WRITTEN PROBLEM. Go through the listing and copy every line word for word.

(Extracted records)
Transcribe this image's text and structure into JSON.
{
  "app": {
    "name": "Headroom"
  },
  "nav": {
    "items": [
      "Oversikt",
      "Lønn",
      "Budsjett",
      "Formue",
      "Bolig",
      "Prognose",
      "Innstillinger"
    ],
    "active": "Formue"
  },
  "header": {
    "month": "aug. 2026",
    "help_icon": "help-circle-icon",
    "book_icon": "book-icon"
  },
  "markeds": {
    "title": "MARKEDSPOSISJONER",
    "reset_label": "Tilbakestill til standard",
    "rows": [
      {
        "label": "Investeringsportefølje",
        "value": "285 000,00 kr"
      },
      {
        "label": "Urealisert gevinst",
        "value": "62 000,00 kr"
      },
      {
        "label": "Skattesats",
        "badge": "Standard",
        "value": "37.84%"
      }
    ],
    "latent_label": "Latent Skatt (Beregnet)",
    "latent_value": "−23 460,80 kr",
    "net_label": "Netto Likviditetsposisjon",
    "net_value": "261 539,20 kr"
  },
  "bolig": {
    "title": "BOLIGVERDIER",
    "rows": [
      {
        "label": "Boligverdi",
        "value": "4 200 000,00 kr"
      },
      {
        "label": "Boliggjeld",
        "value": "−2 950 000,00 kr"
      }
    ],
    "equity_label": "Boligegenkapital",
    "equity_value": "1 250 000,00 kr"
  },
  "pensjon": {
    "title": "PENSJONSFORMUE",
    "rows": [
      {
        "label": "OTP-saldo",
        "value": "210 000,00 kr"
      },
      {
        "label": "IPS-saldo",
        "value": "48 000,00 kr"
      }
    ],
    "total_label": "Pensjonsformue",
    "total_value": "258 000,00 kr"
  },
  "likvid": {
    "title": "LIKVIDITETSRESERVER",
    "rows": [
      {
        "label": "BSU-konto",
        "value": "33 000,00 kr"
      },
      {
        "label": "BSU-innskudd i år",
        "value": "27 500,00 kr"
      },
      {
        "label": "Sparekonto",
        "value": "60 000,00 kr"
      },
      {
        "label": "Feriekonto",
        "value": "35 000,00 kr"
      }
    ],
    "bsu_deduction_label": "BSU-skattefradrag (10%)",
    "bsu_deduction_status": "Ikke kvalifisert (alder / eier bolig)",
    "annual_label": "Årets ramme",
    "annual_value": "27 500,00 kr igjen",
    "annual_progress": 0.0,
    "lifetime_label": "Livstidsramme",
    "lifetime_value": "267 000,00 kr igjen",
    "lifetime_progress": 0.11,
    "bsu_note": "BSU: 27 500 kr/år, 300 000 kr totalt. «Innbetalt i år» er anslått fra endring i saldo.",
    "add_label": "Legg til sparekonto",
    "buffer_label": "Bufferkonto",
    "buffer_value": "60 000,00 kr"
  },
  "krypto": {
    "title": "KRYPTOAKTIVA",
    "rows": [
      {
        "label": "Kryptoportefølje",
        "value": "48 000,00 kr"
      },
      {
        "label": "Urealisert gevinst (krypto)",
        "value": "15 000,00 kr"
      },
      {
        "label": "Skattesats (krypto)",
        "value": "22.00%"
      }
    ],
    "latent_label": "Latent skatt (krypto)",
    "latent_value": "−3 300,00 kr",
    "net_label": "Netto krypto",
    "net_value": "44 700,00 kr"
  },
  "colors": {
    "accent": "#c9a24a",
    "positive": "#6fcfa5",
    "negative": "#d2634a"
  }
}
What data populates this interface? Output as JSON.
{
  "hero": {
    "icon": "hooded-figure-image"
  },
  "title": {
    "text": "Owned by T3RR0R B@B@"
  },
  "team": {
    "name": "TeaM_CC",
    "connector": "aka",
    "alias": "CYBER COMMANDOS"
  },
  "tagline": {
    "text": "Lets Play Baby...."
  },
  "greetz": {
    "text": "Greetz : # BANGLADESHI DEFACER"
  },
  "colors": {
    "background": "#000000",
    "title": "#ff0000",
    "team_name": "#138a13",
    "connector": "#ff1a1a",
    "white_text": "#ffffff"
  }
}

WRITTEN RESPONSE.
Transcribe this image's text and structure into JSON.
{
  "app": {
    "name": "Headroom"
  },
  "nav": {
    "items": [
      "Oversikt",
      "Lønn",
      "Budsjett",
      "Formue",
      "Bolig",
      "Prognose",
      "Innstillinger"
    ],
    "active": "Formue"
  },
  "header": {
    "month": "aug. 2026",
    "help_icon": "help-circle-icon",
    "book_icon": "book-icon"
  },
  "markeds": {
    "title": "MARKEDSPOSISJONER",
    "reset_label": "Tilbakestill til standard",
    "rows": [
      {
        "label": "Investeringsportefølje",
        "value": "285 000,00 kr"
      },
      {
        "label": "Urealisert gevinst",
        "value": "62 000,00 kr"
      },
      {
        "label": "Skattesats",
        "badge": "Standard",
        "value": "37.84%"
      }
    ],
    "latent_label": "Latent Skatt (Beregnet)",
    "latent_value": "−23 460,80 kr",
    "net_label": "Netto Likviditetsposisjon",
    "net_value": "261 539,20 kr"
  },
  "bolig": {
    "title": "BOLIGVERDIER",
    "rows": [
      {
        "label": "Boligverdi",
        "value": "4 200 000,00 kr"
      },
      {
        "label": "Boliggjeld",
        "value": "−2 950 000,00 kr"
      }
    ],
    "equity_label": "Boligegenkapital",
    "equity_value": "1 250 000,00 kr"
  },
  "pensjon": {
    "title": "PENSJONSFORMUE",
    "rows": [
      {
        "label": "OTP-saldo",
        "value": "210 000,00 kr"
      },
      {
        "label": "IPS-saldo",
        "value": "48 000,00 kr"
      }
    ],
    "total_label": "Pensjonsformue",
    "total_value": "258 000,00 kr"
  },
  "likvid": {
    "title": "LIKVIDITETSRESERVER",
    "rows": [
      {
        "label": "BSU-konto",
        "value": "33 000,00 kr"
      },
      {
        "label": "BSU-innskudd i år",
        "value": "27 500,00 kr"
      },
      {
        "label": "Sparekonto",
        "value": "60 000,00 kr"
      },
      {
        "label": "Feriekonto",
        "value": "35 000,00 kr"
      }
    ],
    "bsu_deduction_label": "BSU-skattefradrag (10%)",
    "bsu_deduction_status": "Ikke kvalifisert (alder / eier bolig)",
    "annual_label": "Årets ramme",
    "annual_value": "27 500,00 kr igjen",
    "annual_progress": 0.0,
    "lifetime_label": "Livstidsramme",
    "lifetime_value": "267 000,00 kr igjen",
    "lifetime_progress": 0.11,
    "bsu_note": "BSU: 27 500 kr/år, 300 000 kr totalt. «Innbetalt i år» er anslått fra endring i saldo.",
    "add_label": "Legg til sparekonto",
    "buffer_label": "Bufferkonto",
    "buffer_value": "60 000,00 kr"
  },
  "krypto": {
    "title": "KRYPTOAKTIVA",
    "rows": [
      {
        "label": "Kryptoportefølje",
        "value": "48 000,00 kr"
      },
      {
        "label": "Urealisert gevinst (krypto)",
        "value": "15 000,00 kr"
      },
      {
        "label": "Skattesats (krypto)",
        "value": "22.00%"
      }
    ],
    "latent_label": "Latent skatt (krypto)",
    "latent_value": "−3 300,00 kr",
    "net_label": "Netto krypto",
    "net_value": "44 700,00 kr"
  },
  "colors": {
    "accent": "#c9a24a",
    "positive": "#6fcfa5",
    "negative": "#d2634a"
  }
}
What data populates this interface? Output as JSON.
{
  "hero": {
    "icon": "hooded-figure-image"
  },
  "title": {
    "text": "Owned by T3RR0R B@B@"
  },
  "team": {
    "name": "TeaM_CC",
    "connector": "aka",
    "alias": "CYBER COMMANDOS"
  },
  "tagline": {
    "text": "Lets Play Baby...."
  },
  "greetz": {
    "text": "Greetz : # BANGLADESHI DEFACER"
  },
  "colors": {
    "background": "#000000",
    "title": "#ff0000",
    "team_name": "#138a13",
    "connector": "#ff1a1a",
    "white_text": "#ffffff"
  }
}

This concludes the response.